>> start MATERIAL PROVIDED

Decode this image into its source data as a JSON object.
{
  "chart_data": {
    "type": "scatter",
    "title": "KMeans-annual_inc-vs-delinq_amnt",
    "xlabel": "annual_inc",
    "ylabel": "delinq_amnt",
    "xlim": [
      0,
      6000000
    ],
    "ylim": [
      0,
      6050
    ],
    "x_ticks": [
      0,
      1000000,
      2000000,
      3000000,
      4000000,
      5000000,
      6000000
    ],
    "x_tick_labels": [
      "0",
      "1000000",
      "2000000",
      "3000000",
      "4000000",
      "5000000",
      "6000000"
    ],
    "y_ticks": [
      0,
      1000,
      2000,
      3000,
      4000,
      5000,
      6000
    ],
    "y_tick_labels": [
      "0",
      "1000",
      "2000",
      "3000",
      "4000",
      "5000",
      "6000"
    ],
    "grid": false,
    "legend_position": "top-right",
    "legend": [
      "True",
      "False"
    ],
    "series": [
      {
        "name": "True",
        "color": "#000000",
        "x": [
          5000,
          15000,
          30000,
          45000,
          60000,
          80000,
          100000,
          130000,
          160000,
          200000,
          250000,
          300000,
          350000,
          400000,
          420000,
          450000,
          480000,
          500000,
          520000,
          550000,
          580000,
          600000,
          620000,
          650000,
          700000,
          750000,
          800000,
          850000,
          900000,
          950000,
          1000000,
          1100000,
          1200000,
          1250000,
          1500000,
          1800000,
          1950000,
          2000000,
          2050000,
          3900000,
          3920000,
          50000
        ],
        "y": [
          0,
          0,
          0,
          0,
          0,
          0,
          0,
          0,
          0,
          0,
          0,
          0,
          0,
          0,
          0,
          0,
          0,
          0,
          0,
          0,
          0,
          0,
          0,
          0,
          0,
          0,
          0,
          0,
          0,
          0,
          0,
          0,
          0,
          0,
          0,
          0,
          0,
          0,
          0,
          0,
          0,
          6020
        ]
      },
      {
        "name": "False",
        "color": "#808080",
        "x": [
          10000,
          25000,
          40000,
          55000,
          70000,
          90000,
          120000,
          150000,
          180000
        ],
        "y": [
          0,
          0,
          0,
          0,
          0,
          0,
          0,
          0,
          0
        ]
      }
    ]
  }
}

>> end MATERIAL PROVIDED

Copy all the entries verbatim.

Decode this image into its source data as a JSON object.
{
  "chart_data": {
    "type": "scatter",
    "title": "KMeans-annual_inc-vs-delinq_amnt",
    "xlabel": "annual_inc",
    "ylabel": "delinq_amnt",
    "xlim": [
      0,
      6000000
    ],
    "ylim": [
      0,
      6050
    ],
    "x_ticks": [
      0,
      1000000,
      2000000,
      3000000,
      4000000,
      5000000,
      6000000
    ],
    "x_tick_labels": [
      "0",
      "1000000",
      "2000000",
      "3000000",
      "4000000",
      "5000000",
      "6000000"
    ],
    "y_ticks": [
      0,
      1000,
      2000,
      3000,
      4000,
      5000,
      6000
    ],
    "y_tick_labels": [
      "0",
      "1000",
      "2000",
      "3000",
      "4000",
      "5000",
      "6000"
    ],
    "grid": false,
    "legend_position": "top-right",
    "legend": [
      "True",
      "False"
    ],
    "series": [
      {
        "name": "True",
        "color": "#000000",
        "x": [
          5000,
          15000,
          30000,
          45000,
          60000,
          80000,
          100000,
          130000,
          160000,
          200000,
          250000,
          300000,
          350000,
          400000,
          420000,
          450000,
          480000,
          500000,
          520000,
          550000,
          580000,
          600000,
          620000,
          650000,
          700000,
          750000,
          800000,
          850000,
          900000,
          950000,
          1000000,
          1100000,
          1200000,
          1250000,
          1500000,
          1800000,
          1950000,
          2000000,
          2050000,
          3900000,
          3920000,
          50000
        ],
        "y": [
          0,
          0,
          0,
          0,
          0,
          0,
          0,
          0,
          0,
          0,
          0,
          0,
          0,
          0,
          0,
          0,
          0,
          0,
          0,
          0,
          0,
          0,
          0,
          0,
          0,
          0,
          0,
          0,
          0,
          0,
          0,
          0,
          0,
          0,
          0,
          0,
          0,
          0,
          0,
          0,
          0,
          6020
        ]
      },
      {
        "name": "False",
        "color": "#808080",
        "x": [
          10000,
          25000,
          40000,
          55000,
          70000,
          90000,
          120000,
          150000,
          180000
        ],
        "y": [
          0,
          0,
          0,
          0,
          0,
          0,
          0,
          0,
          0
        ]
      }
    ]
  }
}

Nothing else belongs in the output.